* _Do this_
Write out the full listing again, exactly as it stands.

* _Given data_
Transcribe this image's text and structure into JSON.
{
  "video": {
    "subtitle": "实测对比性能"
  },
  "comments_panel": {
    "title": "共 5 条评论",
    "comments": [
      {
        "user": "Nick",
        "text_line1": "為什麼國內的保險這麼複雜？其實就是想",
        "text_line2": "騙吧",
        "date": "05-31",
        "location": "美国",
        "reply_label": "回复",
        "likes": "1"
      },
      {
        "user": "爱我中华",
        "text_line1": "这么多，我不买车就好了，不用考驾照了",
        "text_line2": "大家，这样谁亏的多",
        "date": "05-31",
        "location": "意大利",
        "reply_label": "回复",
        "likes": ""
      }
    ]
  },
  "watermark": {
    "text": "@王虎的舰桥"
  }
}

* _Correct response_
Transcribe this image's text and structure into JSON.
{
  "video": {
    "subtitle": "实测对比性能"
  },
  "comments_panel": {
    "title": "共 5 条评论",
    "comments": [
      {
        "user": "Nick",
        "text_line1": "為什麼國內的保險這麼複雜？其實就是想",
        "text_line2": "騙吧",
        "date": "05-31",
        "location": "美国",
        "reply_label": "回复",
        "likes": "1"
      },
      {
        "user": "爱我中华",
        "text_line1": "这么多，我不买车就好了，不用考驾照了",
        "text_line2": "大家，这样谁亏的多",
        "date": "05-31",
        "location": "意大利",
        "reply_label": "回复",
        "likes": ""
      }
    ]
  },
  "watermark": {
    "text": "@王虎的舰桥"
  }
}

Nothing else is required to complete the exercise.